● Exercise:
Copy all lines of the listing that include the string "help".

● Data for this task:
+++++

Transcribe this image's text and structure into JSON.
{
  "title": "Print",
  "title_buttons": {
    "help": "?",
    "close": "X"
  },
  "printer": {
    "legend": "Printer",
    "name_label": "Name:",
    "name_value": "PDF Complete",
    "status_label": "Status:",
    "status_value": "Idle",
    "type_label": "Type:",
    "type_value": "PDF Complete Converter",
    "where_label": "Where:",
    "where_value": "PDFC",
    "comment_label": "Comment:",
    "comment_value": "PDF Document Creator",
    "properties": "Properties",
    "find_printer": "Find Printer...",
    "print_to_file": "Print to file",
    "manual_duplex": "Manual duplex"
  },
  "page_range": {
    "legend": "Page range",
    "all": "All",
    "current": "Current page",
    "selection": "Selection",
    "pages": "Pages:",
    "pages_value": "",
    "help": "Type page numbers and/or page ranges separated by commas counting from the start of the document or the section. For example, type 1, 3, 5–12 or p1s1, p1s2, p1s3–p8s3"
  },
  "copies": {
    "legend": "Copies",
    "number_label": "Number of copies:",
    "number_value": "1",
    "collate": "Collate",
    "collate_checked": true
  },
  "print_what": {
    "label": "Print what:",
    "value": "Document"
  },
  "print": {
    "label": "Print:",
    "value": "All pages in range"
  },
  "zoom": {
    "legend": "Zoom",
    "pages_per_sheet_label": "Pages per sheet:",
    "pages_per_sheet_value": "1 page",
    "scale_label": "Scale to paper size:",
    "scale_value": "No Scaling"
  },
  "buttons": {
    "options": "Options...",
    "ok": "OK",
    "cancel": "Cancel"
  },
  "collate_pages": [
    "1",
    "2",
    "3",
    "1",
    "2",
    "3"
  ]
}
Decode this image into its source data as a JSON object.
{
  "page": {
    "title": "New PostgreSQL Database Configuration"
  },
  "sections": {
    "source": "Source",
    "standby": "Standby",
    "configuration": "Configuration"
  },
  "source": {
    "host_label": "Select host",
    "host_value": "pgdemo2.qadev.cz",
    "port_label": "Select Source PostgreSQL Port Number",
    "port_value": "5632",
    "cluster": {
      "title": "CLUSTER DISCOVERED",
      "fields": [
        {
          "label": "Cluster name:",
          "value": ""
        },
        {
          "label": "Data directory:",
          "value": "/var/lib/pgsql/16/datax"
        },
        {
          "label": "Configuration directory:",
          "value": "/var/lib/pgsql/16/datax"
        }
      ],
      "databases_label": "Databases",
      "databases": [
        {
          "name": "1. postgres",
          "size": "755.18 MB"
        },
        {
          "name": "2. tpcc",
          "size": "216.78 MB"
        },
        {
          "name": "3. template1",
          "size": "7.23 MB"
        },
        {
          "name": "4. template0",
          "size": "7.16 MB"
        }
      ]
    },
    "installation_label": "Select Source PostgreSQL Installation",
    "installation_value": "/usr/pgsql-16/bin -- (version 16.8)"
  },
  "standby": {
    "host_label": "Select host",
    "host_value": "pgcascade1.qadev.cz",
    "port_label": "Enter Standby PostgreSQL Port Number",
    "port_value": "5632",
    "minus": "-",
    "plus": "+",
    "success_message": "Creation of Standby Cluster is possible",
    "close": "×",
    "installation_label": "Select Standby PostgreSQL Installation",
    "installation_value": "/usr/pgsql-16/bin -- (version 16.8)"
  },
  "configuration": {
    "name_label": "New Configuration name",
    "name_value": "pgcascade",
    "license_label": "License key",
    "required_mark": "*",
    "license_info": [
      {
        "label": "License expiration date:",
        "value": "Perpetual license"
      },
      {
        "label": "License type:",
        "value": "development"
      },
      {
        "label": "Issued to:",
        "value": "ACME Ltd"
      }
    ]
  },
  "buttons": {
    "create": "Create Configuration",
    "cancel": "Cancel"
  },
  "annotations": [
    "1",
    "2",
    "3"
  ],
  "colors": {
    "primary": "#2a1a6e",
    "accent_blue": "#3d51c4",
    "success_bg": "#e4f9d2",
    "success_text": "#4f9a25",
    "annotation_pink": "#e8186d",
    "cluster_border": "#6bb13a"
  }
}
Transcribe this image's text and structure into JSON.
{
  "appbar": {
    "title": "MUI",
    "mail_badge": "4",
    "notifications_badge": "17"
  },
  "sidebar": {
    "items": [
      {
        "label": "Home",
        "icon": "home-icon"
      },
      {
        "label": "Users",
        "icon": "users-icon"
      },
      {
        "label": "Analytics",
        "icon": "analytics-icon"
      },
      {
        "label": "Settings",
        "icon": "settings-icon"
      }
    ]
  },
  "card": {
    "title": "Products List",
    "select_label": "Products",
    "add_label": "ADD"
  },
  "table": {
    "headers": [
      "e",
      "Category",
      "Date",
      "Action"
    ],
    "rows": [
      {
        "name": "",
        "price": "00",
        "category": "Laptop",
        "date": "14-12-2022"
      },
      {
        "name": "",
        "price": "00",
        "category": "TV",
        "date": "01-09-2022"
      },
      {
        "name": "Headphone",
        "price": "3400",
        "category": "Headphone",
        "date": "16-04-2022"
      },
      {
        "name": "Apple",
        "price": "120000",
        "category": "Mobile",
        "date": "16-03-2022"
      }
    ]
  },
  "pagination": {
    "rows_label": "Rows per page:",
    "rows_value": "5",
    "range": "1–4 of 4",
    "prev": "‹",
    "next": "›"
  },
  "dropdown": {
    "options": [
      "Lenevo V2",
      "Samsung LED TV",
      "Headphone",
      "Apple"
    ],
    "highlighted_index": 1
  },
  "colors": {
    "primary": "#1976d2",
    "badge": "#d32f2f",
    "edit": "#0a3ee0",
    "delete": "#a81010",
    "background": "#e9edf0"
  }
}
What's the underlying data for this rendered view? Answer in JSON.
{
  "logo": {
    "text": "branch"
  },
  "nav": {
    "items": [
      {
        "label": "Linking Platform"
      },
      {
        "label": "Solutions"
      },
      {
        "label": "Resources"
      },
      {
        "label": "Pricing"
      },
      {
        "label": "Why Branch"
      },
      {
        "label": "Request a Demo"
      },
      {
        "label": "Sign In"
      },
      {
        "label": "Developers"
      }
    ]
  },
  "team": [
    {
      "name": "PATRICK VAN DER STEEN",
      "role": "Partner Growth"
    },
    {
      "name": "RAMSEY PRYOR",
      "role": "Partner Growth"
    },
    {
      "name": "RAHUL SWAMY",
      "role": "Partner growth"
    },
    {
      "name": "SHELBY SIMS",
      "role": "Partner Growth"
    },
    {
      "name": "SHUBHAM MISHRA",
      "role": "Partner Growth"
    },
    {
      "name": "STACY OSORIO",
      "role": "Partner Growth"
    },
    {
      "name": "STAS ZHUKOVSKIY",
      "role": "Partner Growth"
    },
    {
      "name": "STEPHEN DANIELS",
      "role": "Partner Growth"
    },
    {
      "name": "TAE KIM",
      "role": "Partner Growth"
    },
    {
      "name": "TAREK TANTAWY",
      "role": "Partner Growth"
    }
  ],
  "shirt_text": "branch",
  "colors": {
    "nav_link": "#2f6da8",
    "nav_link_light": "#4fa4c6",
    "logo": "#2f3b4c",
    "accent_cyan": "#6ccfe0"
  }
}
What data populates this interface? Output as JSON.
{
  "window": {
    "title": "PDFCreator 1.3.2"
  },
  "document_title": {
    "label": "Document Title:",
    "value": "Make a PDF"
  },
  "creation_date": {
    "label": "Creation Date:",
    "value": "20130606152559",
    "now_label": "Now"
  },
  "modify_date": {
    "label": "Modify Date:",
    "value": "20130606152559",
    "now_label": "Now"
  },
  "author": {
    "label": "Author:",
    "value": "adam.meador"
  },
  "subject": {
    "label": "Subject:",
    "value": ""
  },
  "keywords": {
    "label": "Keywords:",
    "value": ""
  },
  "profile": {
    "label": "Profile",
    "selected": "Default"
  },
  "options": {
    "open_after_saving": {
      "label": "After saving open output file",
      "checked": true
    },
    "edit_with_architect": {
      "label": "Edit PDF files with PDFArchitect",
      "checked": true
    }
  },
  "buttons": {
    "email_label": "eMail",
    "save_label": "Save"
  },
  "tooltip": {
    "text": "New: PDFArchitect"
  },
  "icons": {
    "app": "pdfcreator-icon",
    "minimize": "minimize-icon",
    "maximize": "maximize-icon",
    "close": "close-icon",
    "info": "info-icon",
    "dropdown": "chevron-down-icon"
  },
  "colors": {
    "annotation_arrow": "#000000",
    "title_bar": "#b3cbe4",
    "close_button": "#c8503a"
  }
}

+++++

● Correct output:
    "help": "?",
    "help": "Type page numbers and/or page ranges separated by commas counting from the start of the document or the section. For example, type 1, 3, 5–12 or p1s1, p1s2, p1s3–p8s3"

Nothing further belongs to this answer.